Collection entries:
[START]

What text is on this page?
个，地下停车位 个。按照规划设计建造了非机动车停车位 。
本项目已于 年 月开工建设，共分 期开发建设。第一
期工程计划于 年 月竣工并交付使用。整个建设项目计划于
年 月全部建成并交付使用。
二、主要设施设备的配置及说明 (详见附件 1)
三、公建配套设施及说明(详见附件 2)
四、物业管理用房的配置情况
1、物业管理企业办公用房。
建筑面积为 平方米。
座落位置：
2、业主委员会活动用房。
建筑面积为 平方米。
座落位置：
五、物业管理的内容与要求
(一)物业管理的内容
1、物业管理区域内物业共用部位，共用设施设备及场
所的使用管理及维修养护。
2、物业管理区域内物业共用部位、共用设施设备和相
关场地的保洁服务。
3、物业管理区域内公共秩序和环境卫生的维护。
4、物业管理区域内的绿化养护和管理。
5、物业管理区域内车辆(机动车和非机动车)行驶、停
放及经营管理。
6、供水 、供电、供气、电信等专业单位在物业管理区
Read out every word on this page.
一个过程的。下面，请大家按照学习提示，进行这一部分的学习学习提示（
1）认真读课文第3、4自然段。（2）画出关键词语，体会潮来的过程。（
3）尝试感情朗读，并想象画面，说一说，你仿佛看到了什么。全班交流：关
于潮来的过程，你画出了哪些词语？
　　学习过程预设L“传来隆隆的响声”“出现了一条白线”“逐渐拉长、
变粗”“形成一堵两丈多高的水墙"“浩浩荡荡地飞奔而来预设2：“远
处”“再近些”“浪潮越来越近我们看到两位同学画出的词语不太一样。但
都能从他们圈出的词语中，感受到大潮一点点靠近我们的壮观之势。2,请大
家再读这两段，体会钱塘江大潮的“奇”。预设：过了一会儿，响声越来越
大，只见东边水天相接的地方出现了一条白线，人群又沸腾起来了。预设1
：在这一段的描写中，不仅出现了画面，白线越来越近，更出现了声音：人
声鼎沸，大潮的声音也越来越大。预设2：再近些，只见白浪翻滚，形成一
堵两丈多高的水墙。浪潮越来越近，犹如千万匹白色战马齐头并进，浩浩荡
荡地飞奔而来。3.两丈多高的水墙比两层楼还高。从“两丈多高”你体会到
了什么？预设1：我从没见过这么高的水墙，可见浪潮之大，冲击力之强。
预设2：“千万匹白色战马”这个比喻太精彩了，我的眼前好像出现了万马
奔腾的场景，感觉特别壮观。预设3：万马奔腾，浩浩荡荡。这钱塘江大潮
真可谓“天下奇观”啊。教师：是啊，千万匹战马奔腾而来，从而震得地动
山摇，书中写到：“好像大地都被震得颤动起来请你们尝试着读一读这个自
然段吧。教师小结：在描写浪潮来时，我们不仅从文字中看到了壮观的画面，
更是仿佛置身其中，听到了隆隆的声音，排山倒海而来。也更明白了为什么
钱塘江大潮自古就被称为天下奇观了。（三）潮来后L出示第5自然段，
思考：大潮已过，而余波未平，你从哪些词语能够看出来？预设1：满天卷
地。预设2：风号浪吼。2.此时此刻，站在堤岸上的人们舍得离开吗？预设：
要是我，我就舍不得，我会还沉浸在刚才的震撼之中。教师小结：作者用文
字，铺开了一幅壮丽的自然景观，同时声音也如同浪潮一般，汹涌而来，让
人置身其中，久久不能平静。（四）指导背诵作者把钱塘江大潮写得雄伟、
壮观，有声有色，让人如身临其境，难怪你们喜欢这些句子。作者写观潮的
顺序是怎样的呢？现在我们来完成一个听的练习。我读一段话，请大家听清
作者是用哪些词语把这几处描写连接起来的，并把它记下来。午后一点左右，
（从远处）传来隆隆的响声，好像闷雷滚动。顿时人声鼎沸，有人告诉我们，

[END]

### Your instructions
Here, the records must be output exactly and in full.

### The solution
What text is on this page?
个，地下停车位 个。按照规划设计建造了非机动车停车位 。
本项目已于 年 月开工建设，共分 期开发建设。第一
期工程计划于 年 月竣工并交付使用。整个建设项目计划于
年 月全部建成并交付使用。
二、主要设施设备的配置及说明 (详见附件 1)
三、公建配套设施及说明(详见附件 2)
四、物业管理用房的配置情况
1、物业管理企业办公用房。
建筑面积为 平方米。
座落位置：
2、业主委员会活动用房。
建筑面积为 平方米。
座落位置：
五、物业管理的内容与要求
(一)物业管理的内容
1、物业管理区域内物业共用部位，共用设施设备及场
所的使用管理及维修养护。
2、物业管理区域内物业共用部位、共用设施设备和相
关场地的保洁服务。
3、物业管理区域内公共秩序和环境卫生的维护。
4、物业管理区域内的绿化养护和管理。
5、物业管理区域内车辆(机动车和非机动车)行驶、停
放及经营管理。
6、供水 、供电、供气、电信等专业单位在物业管理区
Read out every word on this page.
一个过程的。下面，请大家按照学习提示，进行这一部分的学习学习提示（
1）认真读课文第3、4自然段。（2）画出关键词语，体会潮来的过程。（
3）尝试感情朗读，并想象画面，说一说，你仿佛看到了什么。全班交流：关
于潮来的过程，你画出了哪些词语？
　　学习过程预设L“传来隆隆的响声”“出现了一条白线”“逐渐拉长、
变粗”“形成一堵两丈多高的水墙"“浩浩荡荡地飞奔而来预设2：“远
处”“再近些”“浪潮越来越近我们看到两位同学画出的词语不太一样。但
都能从他们圈出的词语中，感受到大潮一点点靠近我们的壮观之势。2,请大
家再读这两段，体会钱塘江大潮的“奇”。预设：过了一会儿，响声越来越
大，只见东边水天相接的地方出现了一条白线，人群又沸腾起来了。预设1
：在这一段的描写中，不仅出现了画面，白线越来越近，更出现了声音：人
声鼎沸，大潮的声音也越来越大。预设2：再近些，只见白浪翻滚，形成一
堵两丈多高的水墙。浪潮越来越近，犹如千万匹白色战马齐头并进，浩浩荡
荡地飞奔而来。3.两丈多高的水墙比两层楼还高。从“两丈多高”你体会到
了什么？预设1：我从没见过这么高的水墙，可见浪潮之大，冲击力之强。
预设2：“千万匹白色战马”这个比喻太精彩了，我的眼前好像出现了万马
奔腾的场景，感觉特别壮观。预设3：万马奔腾，浩浩荡荡。这钱塘江大潮
真可谓“天下奇观”啊。教师：是啊，千万匹战马奔腾而来，从而震得地动
山摇，书中写到：“好像大地都被震得颤动起来请你们尝试着读一读这个自
然段吧。教师小结：在描写浪潮来时，我们不仅从文字中看到了壮观的画面，
更是仿佛置身其中，听到了隆隆的声音，排山倒海而来。也更明白了为什么
钱塘江大潮自古就被称为天下奇观了。（三）潮来后L出示第5自然段，
思考：大潮已过，而余波未平，你从哪些词语能够看出来？预设1：满天卷
地。预设2：风号浪吼。2.此时此刻，站在堤岸上的人们舍得离开吗？预设：
要是我，我就舍不得，我会还沉浸在刚才的震撼之中。教师小结：作者用文
字，铺开了一幅壮丽的自然景观，同时声音也如同浪潮一般，汹涌而来，让
人置身其中，久久不能平静。（四）指导背诵作者把钱塘江大潮写得雄伟、
壮观，有声有色，让人如身临其境，难怪你们喜欢这些句子。作者写观潮的
顺序是怎样的呢？现在我们来完成一个听的练习。我读一段话，请大家听清
作者是用哪些词语把这几处描写连接起来的，并把它记下来。午后一点左右，
（从远处）传来隆隆的响声，好像闷雷滚动。顿时人声鼎沸，有人告诉我们，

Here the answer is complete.